[Excerpt from a dataset]
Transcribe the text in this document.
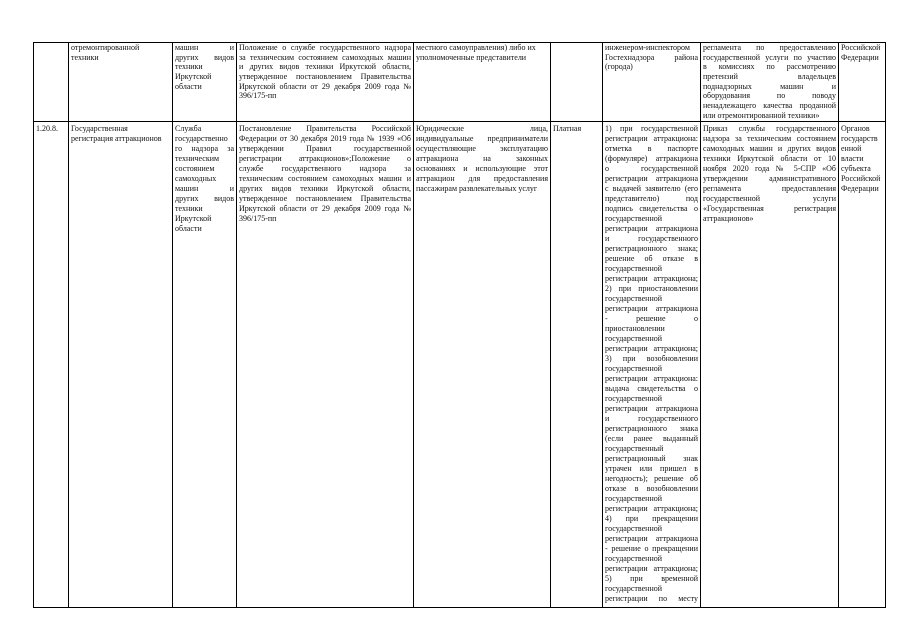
отремонтированной
техники
машин и
других видов
техники
Иркутской
области
Положение о службе государственного надзора
за техническим состоянием самоходных машин
и других видов техники Иркутской области,
утвержденное постановлением Правительства
Иркутской области от 29 декабря 2009 года №
396/175-пп
местного самоуправления) либо их
уполномоченные представители
инженером-инспектором
Гостехнадзора района
(города)
регламента по предоставлению
государственной услуги по участию
в комиссиях по рассмотрению
претензий владельцев
поднадзорных машин и
оборудования по поводу
ненадлежащего качества проданной
или отремонтированной техники»
Российской
Федерации
1.20.8.	Государственная
регистрация аттракционов
Служба
государственно
го надзора за
техническим
состоянием
самоходных
машин и
других видов
техники
Иркутской
области
Постановление Правительства Российской
Федерации от 30 декабря 2019 года № 1939 «Об
утверждении Правил государственной
регистрации аттракционов»;Положение о
службе государственного надзора за
техническим состоянием самоходных машин и
других видов техники Иркутской области,
утвержденное постановлением Правительства
Иркутской области от 29 декабря 2009 года №
396/175-пп
Юридические лица,
индивидуальные предприниматели
осуществляющие эксплуатацию
аттракциона на законных
основаниях и использующие этот
аттракцион для предоставления
пассажирам развлекательных услуг
Платная	1) при государственной
регистрации аттракциона:
отметка в паспорте
(формуляре) аттракциона
о государственной
регистрации аттракциона
с выдачей заявителю (его
представителю) под
подпись свидетельства о
государственной
регистрации аттракциона
и государственного
регистрационного знака;
решение об отказе в
государственной
регистрации аттракциона;
2) при приостановлении
государственной
регистрации аттракциона
- решение о
приостановлении
государственной
регистрации аттракциона;
3) при возобновлении
государственной
регистрации аттракциона:
выдача свидетельства о
государственной
регистрации аттракциона
и государственного
регистрационного знака
(если ранее выданный
государственный
регистрационный знак
утрачен или пришел в
негодность); решение об
отказе в возобновлении
государственной
регистрации аттракциона;
4) при прекращении
государственной
регистрации аттракциона
- решение о прекращении
государственной
регистрации аттракциона;
5) при временной
государственной
регистрации по месту
Приказ службы государственного
надзора за техническим состоянием
самоходных машин и других видов
техники Иркутской области от 10
ноября 2020 года № 5-СПР «Об
утверждении административного
регламента предоставления
государственной услуги
«Государственная регистрация
аттракционов»
Органов
государств
енной
власти
субъекта
Российской
Федерации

→ WHAT IS BEING ASKED: Quote the records in full and exactly; skip any image.

→ SOLUTION BELOW:
Transcribe the text in this document.
отремонтированной
техники
машин и
других видов
техники
Иркутской
области
Положение о службе государственного надзора
за техническим состоянием самоходных машин
и других видов техники Иркутской области,
утвержденное постановлением Правительства
Иркутской области от 29 декабря 2009 года №
396/175-пп
местного самоуправления) либо их
уполномоченные представители
инженером-инспектором
Гостехнадзора района
(города)
регламента по предоставлению
государственной услуги по участию
в комиссиях по рассмотрению
претензий владельцев
поднадзорных машин и
оборудования по поводу
ненадлежащего качества проданной
или отремонтированной техники»
Российской
Федерации
1.20.8.	Государственная
регистрация аттракционов
Служба
государственно
го надзора за
техническим
состоянием
самоходных
машин и
других видов
техники
Иркутской
области
Постановление Правительства Российской
Федерации от 30 декабря 2019 года № 1939 «Об
утверждении Правил государственной
регистрации аттракционов»;Положение о
службе государственного надзора за
техническим состоянием самоходных машин и
других видов техники Иркутской области,
утвержденное постановлением Правительства
Иркутской области от 29 декабря 2009 года №
396/175-пп
Юридические лица,
индивидуальные предприниматели
осуществляющие эксплуатацию
аттракциона на законных
основаниях и использующие этот
аттракцион для предоставления
пассажирам развлекательных услуг
Платная	1) при государственной
регистрации аттракциона:
отметка в паспорте
(формуляре) аттракциона
о государственной
регистрации аттракциона
с выдачей заявителю (его
представителю) под
подпись свидетельства о
государственной
регистрации аттракциона
и государственного
регистрационного знака;
решение об отказе в
государственной
регистрации аттракциона;
2) при приостановлении
государственной
регистрации аттракциона
- решение о
приостановлении
государственной
регистрации аттракциона;
3) при возобновлении
государственной
регистрации аттракциона:
выдача свидетельства о
государственной
регистрации аттракциона
и государственного
регистрационного знака
(если ранее выданный
государственный
регистрационный знак
утрачен или пришел в
негодность); решение об
отказе в возобновлении
государственной
регистрации аттракциона;
4) при прекращении
государственной
регистрации аттракциона
- решение о прекращении
государственной
регистрации аттракциона;
5) при временной
государственной
регистрации по месту
Приказ службы государственного
надзора за техническим состоянием
самоходных машин и других видов
техники Иркутской области от 10
ноября 2020 года № 5-СПР «Об
утверждении административного
регламента предоставления
государственной услуги
«Государственная регистрация
аттракционов»
Органов
государств
енной
власти
субъекта
Российской
Федерации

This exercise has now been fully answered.